— START OF DATA TO PROCESS —
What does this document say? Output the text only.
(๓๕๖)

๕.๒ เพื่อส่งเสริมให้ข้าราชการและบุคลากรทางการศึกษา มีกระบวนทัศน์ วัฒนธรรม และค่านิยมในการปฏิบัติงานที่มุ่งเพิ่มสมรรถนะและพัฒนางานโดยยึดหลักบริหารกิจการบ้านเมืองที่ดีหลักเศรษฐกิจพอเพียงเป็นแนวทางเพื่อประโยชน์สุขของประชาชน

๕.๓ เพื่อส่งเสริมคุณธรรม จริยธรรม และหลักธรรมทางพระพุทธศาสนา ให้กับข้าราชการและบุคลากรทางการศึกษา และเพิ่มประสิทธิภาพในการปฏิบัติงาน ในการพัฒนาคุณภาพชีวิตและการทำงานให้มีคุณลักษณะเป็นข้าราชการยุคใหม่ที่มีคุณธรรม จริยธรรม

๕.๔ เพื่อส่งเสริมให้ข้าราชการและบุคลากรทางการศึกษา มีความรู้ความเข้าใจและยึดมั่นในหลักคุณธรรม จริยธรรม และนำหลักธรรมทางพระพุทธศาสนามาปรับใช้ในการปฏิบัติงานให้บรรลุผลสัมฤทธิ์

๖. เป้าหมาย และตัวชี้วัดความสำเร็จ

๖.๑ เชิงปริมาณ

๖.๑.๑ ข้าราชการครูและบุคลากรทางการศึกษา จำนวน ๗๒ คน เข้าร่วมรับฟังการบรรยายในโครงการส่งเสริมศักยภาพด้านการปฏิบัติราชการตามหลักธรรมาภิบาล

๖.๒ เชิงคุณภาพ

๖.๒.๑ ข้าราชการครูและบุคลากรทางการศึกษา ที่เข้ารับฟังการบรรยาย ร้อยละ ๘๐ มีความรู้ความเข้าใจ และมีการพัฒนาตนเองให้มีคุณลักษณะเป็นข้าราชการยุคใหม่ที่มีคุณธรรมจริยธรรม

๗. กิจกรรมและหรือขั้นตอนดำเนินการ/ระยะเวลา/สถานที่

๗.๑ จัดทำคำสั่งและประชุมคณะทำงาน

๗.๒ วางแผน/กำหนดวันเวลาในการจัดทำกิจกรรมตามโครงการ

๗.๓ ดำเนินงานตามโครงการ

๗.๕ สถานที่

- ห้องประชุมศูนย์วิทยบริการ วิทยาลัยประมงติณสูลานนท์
— END OF DATA TO PROCESS —
> [TO DO]: The listing above must be transcribed exactly, line by line.

> [EXERCISE RESULT]:
What does this document say? Output the text only.
(๓๕๖)

๕.๒ เพื่อส่งเสริมให้ข้าราชการและบุคลากรทางการศึกษา มีกระบวนทัศน์ วัฒนธรรม และค่านิยมในการปฏิบัติงานที่มุ่งเพิ่มสมรรถนะและพัฒนางานโดยยึดหลักบริหารกิจการบ้านเมืองที่ดีหลักเศรษฐกิจพอเพียงเป็นแนวทางเพื่อประโยชน์สุขของประชาชน

๕.๓ เพื่อส่งเสริมคุณธรรม จริยธรรม และหลักธรรมทางพระพุทธศาสนา ให้กับข้าราชการและบุคลากรทางการศึกษา และเพิ่มประสิทธิภาพในการปฏิบัติงาน ในการพัฒนาคุณภาพชีวิตและการทำงานให้มีคุณลักษณะเป็นข้าราชการยุคใหม่ที่มีคุณธรรม จริยธรรม

๕.๔ เพื่อส่งเสริมให้ข้าราชการและบุคลากรทางการศึกษา มีความรู้ความเข้าใจและยึดมั่นในหลักคุณธรรม จริยธรรม และนำหลักธรรมทางพระพุทธศาสนามาปรับใช้ในการปฏิบัติงานให้บรรลุผลสัมฤทธิ์

๖. เป้าหมาย และตัวชี้วัดความสำเร็จ

๖.๑ เชิงปริมาณ

๖.๑.๑ ข้าราชการครูและบุคลากรทางการศึกษา จำนวน ๗๒ คน เข้าร่วมรับฟังการบรรยายในโครงการส่งเสริมศักยภาพด้านการปฏิบัติราชการตามหลักธรรมาภิบาล

๖.๒ เชิงคุณภาพ

๖.๒.๑ ข้าราชการครูและบุคลากรทางการศึกษา ที่เข้ารับฟังการบรรยาย ร้อยละ ๘๐ มีความรู้ความเข้าใจ และมีการพัฒนาตนเองให้มีคุณลักษณะเป็นข้าราชการยุคใหม่ที่มีคุณธรรมจริยธรรม

๗. กิจกรรมและหรือขั้นตอนดำเนินการ/ระยะเวลา/สถานที่

๗.๑ จัดทำคำสั่งและประชุมคณะทำงาน

๗.๒ วางแผน/กำหนดวันเวลาในการจัดทำกิจกรรมตามโครงการ

๗.๓ ดำเนินงานตามโครงการ

๗.๕ สถานที่

- ห้องประชุมศูนย์วิทยบริการ วิทยาลัยประมงติณสูลานนท์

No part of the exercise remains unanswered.